> TO BE DONE: In the listing below, locate the lines bearing the word "text". Copy every one of them.

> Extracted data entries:
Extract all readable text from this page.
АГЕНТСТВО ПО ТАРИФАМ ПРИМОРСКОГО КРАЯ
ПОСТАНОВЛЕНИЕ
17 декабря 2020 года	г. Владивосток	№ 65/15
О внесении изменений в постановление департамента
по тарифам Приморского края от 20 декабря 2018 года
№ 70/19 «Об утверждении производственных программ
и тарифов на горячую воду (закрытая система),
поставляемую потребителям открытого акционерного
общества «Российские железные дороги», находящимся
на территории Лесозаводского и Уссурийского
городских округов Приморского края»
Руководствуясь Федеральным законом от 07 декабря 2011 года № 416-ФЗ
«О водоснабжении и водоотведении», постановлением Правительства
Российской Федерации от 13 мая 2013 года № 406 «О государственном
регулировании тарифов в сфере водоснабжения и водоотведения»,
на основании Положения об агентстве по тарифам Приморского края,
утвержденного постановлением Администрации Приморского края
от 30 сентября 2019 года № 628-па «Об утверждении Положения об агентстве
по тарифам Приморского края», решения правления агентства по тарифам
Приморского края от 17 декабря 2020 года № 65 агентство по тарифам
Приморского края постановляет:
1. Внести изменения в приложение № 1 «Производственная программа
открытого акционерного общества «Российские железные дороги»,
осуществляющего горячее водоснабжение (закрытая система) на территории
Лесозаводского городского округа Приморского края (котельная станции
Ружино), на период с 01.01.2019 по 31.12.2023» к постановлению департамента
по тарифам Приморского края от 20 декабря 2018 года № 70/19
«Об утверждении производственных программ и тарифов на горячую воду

--

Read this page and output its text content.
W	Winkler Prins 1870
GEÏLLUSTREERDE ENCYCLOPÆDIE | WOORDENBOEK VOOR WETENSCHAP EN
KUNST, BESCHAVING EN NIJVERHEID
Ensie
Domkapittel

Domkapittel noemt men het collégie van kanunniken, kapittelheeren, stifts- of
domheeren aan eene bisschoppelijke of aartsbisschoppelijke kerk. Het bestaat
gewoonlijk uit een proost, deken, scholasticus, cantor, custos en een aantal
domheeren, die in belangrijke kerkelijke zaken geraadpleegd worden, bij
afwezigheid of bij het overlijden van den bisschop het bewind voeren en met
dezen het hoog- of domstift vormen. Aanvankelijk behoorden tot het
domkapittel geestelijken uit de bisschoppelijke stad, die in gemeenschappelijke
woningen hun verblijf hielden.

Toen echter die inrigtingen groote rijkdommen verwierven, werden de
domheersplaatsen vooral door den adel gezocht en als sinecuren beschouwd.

> OUTPUT:
Extract all readable text from this page.
Read this page and output its text content.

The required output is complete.